**Directions for this task**
Go through the records line by line and work out how many lines hold the word "page". Answer with the number only.

· · · ·

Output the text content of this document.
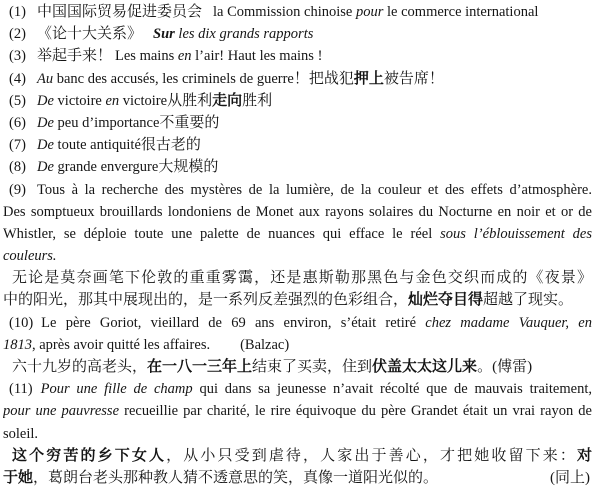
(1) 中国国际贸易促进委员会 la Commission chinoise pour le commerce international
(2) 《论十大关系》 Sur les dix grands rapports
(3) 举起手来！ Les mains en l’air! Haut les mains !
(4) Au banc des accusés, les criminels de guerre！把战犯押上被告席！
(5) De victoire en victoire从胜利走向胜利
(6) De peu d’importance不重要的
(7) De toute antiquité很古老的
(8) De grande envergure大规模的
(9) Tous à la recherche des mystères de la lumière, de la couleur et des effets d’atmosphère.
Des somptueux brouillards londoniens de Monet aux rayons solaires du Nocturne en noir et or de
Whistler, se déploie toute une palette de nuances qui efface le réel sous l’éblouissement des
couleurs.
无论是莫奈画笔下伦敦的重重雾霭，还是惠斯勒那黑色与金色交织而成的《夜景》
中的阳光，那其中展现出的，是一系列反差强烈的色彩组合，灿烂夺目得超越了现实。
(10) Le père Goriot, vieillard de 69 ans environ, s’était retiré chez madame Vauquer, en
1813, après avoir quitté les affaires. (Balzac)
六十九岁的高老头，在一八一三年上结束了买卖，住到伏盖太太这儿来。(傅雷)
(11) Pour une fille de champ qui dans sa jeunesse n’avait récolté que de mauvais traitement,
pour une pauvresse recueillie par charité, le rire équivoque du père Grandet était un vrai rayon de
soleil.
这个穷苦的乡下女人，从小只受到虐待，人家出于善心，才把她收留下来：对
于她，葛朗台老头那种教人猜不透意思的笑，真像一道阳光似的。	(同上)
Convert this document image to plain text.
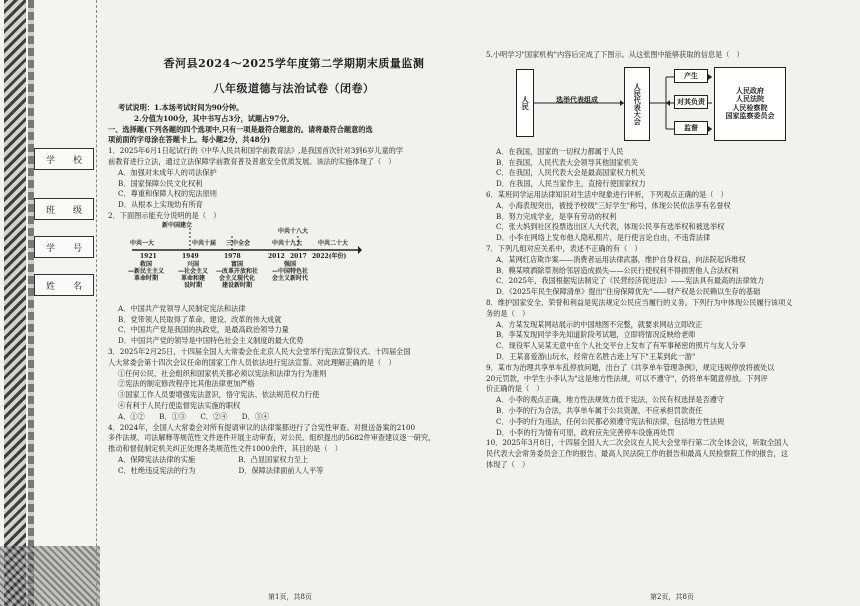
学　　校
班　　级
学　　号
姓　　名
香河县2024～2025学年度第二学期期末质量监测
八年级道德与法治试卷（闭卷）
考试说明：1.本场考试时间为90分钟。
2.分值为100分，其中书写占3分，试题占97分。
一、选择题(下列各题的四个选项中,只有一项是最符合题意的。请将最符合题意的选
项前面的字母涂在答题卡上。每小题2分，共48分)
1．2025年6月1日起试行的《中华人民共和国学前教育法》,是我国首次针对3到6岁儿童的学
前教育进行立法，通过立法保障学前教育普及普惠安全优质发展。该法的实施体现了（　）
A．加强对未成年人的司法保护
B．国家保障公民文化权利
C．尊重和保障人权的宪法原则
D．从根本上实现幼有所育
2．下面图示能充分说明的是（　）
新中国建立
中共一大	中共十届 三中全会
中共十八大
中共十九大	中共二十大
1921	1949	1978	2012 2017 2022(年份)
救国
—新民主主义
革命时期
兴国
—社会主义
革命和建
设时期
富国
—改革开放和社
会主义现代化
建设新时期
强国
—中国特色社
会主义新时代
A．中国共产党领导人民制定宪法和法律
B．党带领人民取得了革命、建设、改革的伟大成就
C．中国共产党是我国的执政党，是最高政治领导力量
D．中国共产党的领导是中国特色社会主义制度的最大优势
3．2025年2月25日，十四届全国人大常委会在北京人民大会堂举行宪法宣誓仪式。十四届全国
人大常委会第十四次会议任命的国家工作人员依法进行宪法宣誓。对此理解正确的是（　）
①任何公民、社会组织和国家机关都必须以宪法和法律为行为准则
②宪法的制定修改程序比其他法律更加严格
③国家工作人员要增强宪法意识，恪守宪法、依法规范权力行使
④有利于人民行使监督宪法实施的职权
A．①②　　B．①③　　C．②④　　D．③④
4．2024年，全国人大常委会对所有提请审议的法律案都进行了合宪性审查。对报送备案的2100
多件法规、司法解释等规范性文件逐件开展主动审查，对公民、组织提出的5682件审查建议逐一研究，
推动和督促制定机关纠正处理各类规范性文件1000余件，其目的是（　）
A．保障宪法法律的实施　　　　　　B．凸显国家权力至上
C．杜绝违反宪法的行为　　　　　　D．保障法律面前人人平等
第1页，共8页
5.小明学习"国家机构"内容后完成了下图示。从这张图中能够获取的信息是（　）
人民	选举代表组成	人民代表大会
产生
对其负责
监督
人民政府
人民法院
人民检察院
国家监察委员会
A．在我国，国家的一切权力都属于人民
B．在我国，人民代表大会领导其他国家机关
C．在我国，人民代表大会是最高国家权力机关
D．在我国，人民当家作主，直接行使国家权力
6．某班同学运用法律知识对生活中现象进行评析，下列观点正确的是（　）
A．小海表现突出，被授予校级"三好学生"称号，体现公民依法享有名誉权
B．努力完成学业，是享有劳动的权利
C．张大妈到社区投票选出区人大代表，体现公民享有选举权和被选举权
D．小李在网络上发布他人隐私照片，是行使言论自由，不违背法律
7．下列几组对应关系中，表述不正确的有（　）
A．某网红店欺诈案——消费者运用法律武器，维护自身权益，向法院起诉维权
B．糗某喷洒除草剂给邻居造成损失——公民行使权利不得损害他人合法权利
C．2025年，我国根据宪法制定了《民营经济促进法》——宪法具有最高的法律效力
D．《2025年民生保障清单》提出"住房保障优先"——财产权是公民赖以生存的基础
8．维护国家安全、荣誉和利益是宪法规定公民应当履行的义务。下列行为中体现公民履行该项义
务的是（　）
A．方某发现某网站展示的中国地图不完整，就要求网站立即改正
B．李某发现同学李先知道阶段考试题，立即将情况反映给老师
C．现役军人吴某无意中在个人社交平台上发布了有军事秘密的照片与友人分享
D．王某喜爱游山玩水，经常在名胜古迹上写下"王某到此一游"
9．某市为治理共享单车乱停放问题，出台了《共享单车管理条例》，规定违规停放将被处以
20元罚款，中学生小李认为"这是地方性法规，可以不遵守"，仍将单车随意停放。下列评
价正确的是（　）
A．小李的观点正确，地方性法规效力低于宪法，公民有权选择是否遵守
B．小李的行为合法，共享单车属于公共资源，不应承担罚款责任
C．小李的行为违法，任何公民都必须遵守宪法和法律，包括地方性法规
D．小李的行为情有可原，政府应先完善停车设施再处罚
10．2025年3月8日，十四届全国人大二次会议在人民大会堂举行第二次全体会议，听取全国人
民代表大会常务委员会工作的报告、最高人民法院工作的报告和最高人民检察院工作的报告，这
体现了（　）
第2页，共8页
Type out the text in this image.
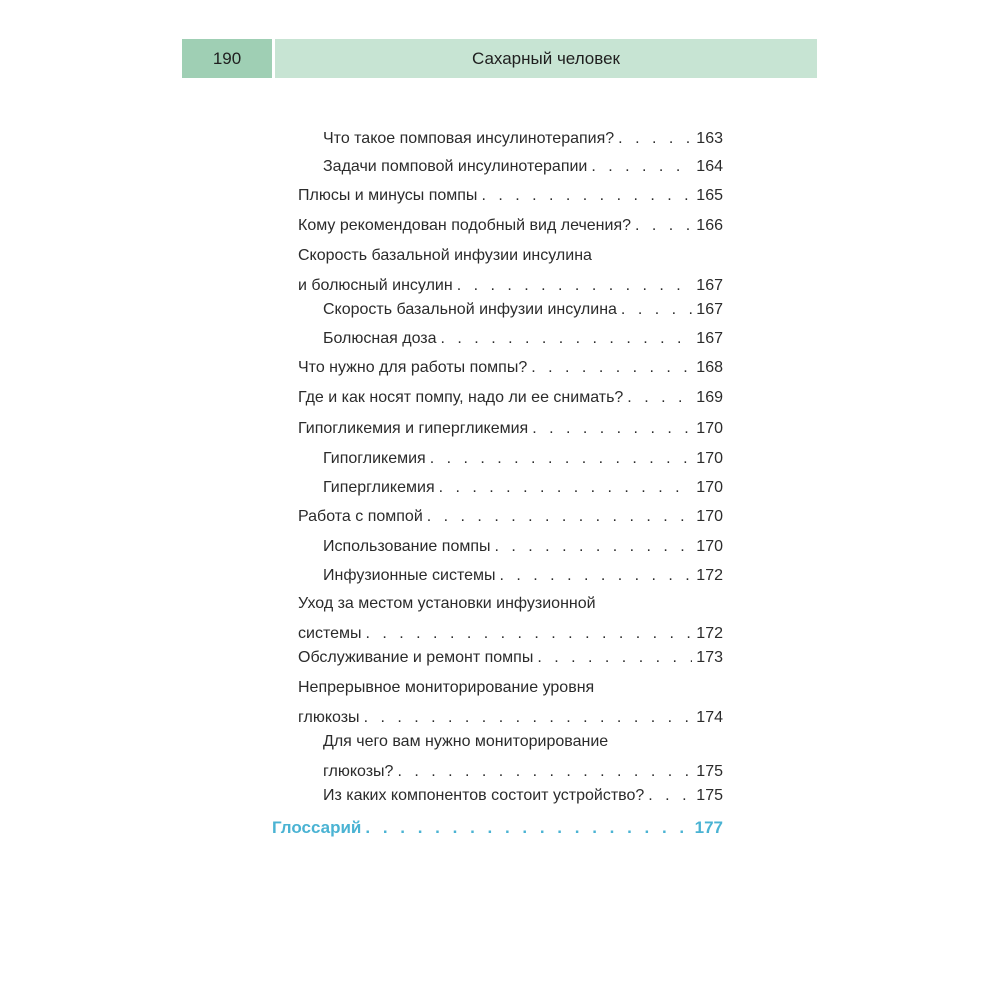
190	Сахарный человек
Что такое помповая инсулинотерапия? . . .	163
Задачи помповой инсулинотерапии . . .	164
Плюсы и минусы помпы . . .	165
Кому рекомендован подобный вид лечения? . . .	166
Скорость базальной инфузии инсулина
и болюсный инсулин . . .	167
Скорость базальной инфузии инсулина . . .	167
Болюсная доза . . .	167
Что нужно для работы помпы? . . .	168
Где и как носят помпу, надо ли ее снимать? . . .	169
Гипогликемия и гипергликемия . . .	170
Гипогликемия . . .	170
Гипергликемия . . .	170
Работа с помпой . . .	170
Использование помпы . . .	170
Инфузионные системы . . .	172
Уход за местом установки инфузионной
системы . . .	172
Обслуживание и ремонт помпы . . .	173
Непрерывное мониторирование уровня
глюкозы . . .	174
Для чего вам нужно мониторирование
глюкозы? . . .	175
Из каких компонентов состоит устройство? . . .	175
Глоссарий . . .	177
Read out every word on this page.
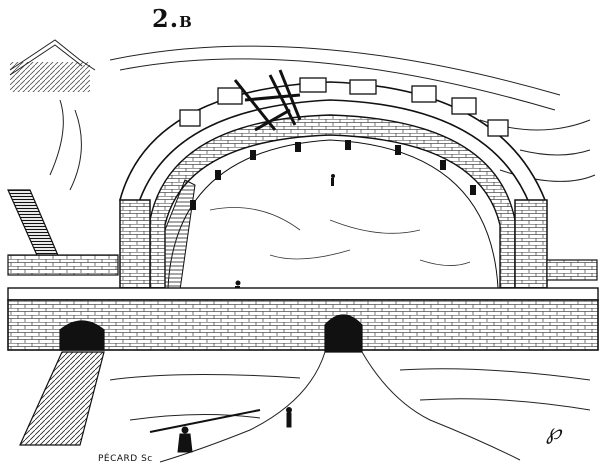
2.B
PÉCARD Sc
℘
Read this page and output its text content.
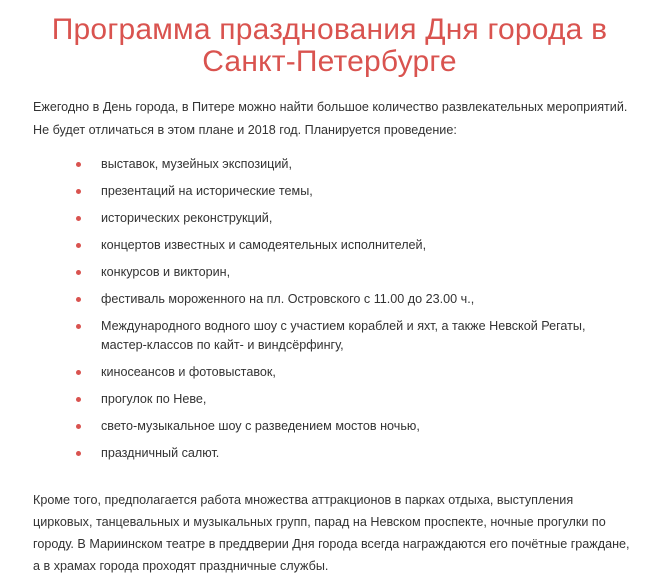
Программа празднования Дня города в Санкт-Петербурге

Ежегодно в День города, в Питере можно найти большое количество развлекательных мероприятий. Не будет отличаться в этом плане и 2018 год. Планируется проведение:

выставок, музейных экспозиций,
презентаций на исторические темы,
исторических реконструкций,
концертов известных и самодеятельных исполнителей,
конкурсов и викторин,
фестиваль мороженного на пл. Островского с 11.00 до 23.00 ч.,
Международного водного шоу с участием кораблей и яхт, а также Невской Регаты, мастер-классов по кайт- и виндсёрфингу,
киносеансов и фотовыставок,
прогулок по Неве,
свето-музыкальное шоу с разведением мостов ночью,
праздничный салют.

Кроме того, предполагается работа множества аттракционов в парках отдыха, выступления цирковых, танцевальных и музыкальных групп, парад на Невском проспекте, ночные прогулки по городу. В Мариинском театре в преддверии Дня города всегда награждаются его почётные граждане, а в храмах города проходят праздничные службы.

· · · ·

**Exercise solution**
2